Work to complete = Every line that contains the word "Interquartile" should be copied.

Records provided =
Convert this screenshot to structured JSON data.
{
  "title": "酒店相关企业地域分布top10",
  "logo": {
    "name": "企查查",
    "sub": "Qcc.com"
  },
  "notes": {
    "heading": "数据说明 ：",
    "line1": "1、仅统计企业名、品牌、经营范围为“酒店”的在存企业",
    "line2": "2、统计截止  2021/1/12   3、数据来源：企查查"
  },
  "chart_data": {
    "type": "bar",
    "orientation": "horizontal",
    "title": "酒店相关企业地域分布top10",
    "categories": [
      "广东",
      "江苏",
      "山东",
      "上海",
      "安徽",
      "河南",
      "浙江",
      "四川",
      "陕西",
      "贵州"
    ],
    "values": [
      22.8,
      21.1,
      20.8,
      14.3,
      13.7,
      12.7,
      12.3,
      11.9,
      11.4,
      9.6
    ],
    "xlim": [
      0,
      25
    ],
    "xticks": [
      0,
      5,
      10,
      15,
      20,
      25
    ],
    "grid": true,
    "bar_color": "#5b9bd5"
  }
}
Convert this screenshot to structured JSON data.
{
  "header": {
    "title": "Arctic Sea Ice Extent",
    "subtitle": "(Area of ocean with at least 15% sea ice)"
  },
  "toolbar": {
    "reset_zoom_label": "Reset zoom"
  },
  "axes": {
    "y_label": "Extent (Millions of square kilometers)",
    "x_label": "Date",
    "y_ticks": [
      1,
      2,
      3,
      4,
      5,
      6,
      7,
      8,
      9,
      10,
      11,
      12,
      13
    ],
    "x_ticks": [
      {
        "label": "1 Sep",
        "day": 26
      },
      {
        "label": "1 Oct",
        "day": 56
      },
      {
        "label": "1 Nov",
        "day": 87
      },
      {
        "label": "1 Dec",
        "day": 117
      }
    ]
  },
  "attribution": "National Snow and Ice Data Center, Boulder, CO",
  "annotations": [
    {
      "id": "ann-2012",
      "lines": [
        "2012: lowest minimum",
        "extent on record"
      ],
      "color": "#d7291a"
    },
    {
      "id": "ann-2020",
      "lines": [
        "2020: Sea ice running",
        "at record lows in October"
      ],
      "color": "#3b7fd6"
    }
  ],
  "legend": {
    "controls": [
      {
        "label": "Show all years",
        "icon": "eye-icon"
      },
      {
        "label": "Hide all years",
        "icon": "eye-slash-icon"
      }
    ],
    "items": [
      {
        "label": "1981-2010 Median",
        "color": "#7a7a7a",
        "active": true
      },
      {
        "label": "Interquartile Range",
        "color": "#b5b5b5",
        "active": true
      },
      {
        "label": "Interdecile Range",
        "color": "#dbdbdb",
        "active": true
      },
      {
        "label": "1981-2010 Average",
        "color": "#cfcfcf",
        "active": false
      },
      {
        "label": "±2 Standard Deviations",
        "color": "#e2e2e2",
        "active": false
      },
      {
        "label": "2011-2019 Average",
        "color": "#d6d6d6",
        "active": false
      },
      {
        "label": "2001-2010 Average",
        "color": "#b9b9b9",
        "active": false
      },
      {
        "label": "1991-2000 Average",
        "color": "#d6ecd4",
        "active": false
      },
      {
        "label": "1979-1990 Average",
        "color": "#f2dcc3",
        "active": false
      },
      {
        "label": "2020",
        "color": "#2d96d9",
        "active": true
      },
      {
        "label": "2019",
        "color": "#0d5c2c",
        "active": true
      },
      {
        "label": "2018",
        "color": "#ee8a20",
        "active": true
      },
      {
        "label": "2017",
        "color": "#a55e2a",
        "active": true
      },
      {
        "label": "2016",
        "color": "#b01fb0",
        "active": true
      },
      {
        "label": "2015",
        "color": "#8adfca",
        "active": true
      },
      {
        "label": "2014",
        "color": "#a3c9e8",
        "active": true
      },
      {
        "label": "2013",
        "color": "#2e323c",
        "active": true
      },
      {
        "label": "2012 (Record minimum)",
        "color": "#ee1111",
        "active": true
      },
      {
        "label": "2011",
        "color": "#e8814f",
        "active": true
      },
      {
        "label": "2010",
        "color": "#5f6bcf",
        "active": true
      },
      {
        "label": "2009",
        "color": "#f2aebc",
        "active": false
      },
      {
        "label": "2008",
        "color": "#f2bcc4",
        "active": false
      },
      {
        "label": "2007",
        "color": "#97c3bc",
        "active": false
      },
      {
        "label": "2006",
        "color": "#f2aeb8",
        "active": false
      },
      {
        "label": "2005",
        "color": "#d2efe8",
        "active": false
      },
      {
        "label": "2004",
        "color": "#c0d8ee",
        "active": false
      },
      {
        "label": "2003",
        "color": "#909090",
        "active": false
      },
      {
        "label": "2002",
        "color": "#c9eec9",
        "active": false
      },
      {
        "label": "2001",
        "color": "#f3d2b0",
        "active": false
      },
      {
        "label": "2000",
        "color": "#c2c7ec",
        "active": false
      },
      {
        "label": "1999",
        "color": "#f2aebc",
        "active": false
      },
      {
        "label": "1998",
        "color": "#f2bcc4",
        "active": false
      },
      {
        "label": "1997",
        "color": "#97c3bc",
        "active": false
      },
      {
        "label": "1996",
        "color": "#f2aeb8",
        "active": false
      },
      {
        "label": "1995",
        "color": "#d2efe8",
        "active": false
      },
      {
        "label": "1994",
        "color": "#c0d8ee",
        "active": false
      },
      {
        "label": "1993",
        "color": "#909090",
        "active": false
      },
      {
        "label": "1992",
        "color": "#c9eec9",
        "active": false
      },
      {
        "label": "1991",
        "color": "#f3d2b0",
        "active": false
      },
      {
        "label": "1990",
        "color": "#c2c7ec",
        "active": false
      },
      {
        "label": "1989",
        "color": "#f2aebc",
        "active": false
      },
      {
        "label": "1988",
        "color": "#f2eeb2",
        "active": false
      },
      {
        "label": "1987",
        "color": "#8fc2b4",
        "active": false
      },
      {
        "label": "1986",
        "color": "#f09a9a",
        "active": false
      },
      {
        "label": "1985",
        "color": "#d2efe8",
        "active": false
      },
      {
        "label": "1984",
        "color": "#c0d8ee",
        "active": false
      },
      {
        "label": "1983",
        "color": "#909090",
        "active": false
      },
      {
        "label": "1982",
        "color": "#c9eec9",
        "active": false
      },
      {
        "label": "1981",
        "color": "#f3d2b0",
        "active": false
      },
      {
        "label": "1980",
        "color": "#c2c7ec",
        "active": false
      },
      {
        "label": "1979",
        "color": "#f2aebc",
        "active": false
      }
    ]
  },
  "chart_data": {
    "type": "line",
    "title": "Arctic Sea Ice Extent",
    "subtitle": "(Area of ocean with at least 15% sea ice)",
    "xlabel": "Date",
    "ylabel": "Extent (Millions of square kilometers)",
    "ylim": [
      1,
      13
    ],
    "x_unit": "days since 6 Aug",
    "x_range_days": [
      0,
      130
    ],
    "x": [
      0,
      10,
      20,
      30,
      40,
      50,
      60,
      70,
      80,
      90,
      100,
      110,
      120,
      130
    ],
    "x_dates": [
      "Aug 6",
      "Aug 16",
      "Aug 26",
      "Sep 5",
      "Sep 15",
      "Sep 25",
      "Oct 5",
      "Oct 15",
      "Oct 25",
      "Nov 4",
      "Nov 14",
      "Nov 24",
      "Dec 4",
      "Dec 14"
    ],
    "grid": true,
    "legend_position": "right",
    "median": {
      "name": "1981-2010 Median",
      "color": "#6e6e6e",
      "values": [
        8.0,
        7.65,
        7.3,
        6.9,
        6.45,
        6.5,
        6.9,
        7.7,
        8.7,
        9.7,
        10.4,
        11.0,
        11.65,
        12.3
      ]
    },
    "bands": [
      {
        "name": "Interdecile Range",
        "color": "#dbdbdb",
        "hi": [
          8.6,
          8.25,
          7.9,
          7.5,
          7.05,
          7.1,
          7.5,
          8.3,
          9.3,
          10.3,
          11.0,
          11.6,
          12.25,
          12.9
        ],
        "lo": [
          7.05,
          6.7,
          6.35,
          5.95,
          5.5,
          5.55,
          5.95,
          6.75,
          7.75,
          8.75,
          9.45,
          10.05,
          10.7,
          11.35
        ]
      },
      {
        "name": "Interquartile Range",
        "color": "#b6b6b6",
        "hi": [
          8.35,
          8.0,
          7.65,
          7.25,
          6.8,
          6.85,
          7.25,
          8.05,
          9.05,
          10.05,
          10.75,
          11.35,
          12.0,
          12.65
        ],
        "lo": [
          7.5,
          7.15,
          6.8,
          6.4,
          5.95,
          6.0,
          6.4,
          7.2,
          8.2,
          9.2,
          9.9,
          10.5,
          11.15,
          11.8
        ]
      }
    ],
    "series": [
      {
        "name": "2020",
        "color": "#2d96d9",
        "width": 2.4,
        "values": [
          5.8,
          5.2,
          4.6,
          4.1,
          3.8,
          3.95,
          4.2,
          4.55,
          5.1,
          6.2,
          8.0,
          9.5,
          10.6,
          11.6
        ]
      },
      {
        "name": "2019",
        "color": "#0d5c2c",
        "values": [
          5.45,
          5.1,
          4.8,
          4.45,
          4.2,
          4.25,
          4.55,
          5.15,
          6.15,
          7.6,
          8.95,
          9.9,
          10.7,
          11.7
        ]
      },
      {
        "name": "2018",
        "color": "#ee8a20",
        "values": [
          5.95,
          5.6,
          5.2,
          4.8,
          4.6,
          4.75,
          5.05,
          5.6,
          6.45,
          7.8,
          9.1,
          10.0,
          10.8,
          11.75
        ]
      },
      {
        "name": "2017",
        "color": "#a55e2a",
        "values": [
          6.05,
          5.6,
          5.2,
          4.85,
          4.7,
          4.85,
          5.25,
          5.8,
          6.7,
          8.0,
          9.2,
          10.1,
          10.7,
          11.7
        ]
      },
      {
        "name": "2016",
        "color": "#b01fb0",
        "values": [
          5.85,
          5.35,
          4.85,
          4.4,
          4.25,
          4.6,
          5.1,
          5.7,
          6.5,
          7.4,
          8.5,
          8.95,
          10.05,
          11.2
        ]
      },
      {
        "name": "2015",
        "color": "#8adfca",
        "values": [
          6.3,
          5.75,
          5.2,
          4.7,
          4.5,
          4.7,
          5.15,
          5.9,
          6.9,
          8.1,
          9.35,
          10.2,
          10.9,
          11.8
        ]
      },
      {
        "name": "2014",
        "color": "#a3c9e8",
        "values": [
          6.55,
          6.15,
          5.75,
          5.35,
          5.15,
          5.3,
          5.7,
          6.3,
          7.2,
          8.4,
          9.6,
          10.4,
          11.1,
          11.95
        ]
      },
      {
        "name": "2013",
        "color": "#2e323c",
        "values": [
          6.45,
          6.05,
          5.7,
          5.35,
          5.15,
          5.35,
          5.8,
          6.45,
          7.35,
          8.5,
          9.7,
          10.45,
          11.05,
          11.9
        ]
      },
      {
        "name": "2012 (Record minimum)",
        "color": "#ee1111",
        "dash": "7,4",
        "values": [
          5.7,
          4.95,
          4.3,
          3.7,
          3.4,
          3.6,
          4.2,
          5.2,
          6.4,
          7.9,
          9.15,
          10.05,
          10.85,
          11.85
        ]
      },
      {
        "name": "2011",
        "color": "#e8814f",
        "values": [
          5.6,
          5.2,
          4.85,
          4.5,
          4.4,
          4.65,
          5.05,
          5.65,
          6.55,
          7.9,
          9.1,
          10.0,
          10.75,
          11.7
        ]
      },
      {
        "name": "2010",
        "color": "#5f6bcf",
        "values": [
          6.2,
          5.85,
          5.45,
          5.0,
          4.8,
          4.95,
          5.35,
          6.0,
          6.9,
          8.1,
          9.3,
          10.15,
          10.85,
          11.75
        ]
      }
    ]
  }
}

Full answer =
        "label": "Interquartile Range",
        "name": "Interquartile Range",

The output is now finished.